» DO THIS: Pictures do not belong in your copy. Repeat all the other data exactly.

» Stored data:
==============================

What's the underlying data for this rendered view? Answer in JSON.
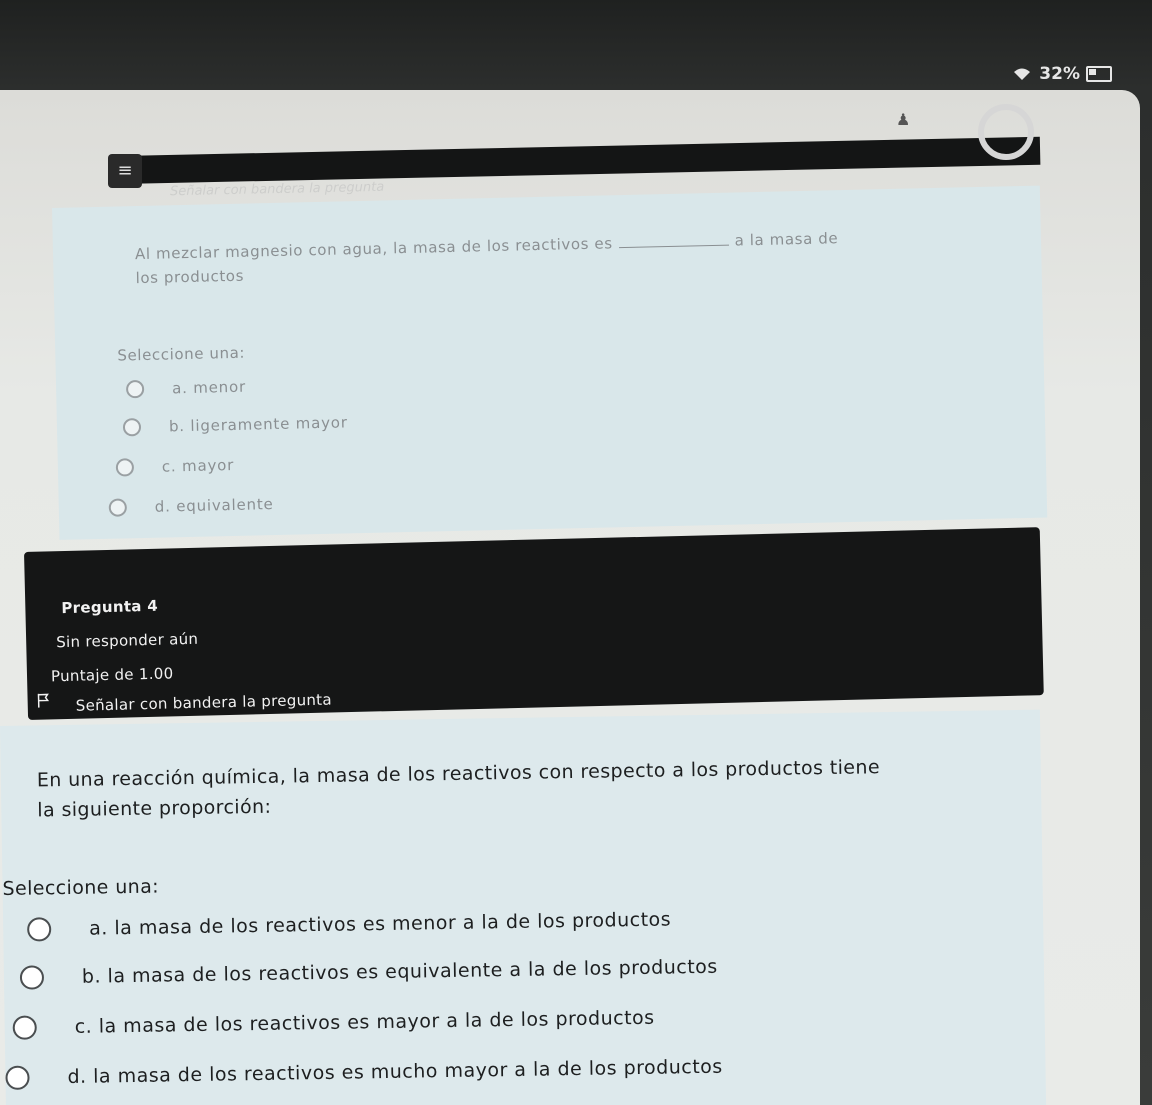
{
  "status": {
    "battery": "32%"
  },
  "previous_question": {
    "header_text": "Señalar con bandera la pregunta",
    "text_before_blank": "Al mezclar magnesio con agua, la masa de los reactivos es",
    "text_after_blank_1": "a la masa de",
    "text_after_blank_2": "los productos",
    "select_label": "Seleccione una:",
    "options": [
      {
        "label": "a. menor"
      },
      {
        "label": "b. ligeramente mayor"
      },
      {
        "label": "c. mayor"
      },
      {
        "label": "d. equivalente"
      }
    ]
  },
  "question_info": {
    "title": "Pregunta 4",
    "status": "Sin responder aún",
    "score": "Puntaje de 1.00",
    "flag_label": "Señalar con bandera la pregunta"
  },
  "question": {
    "text_line_1": "En una reacción química, la masa de los reactivos con respecto a los productos tiene",
    "text_line_2": "la siguiente proporción:",
    "select_label": "Seleccione una:",
    "options": [
      {
        "label": "a. la masa de los reactivos es menor a la de los productos"
      },
      {
        "label": "b. la masa de los reactivos es equivalente a la de los productos"
      },
      {
        "label": "c. la masa de los reactivos es mayor a la de los productos"
      },
      {
        "label": "d. la masa de los reactivos es mucho mayor a la de los productos"
      }
    ]
  }
}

==============================

» FULL ANSWER:
What's the underlying data for this rendered view? Answer in JSON.
{
  "status": {
    "battery": "32%"
  },
  "previous_question": {
    "header_text": "Señalar con bandera la pregunta",
    "text_before_blank": "Al mezclar magnesio con agua, la masa de los reactivos es",
    "text_after_blank_1": "a la masa de",
    "text_after_blank_2": "los productos",
    "select_label": "Seleccione una:",
    "options": [
      {
        "label": "a. menor"
      },
      {
        "label": "b. ligeramente mayor"
      },
      {
        "label": "c. mayor"
      },
      {
        "label": "d. equivalente"
      }
    ]
  },
  "question_info": {
    "title": "Pregunta 4",
    "status": "Sin responder aún",
    "score": "Puntaje de 1.00",
    "flag_label": "Señalar con bandera la pregunta"
  },
  "question": {
    "text_line_1": "En una reacción química, la masa de los reactivos con respecto a los productos tiene",
    "text_line_2": "la siguiente proporción:",
    "select_label": "Seleccione una:",
    "options": [
      {
        "label": "a. la masa de los reactivos es menor a la de los productos"
      },
      {
        "label": "b. la masa de los reactivos es equivalente a la de los productos"
      },
      {
        "label": "c. la masa de los reactivos es mayor a la de los productos"
      },
      {
        "label": "d. la masa de los reactivos es mucho mayor a la de los productos"
      }
    ]
  }
}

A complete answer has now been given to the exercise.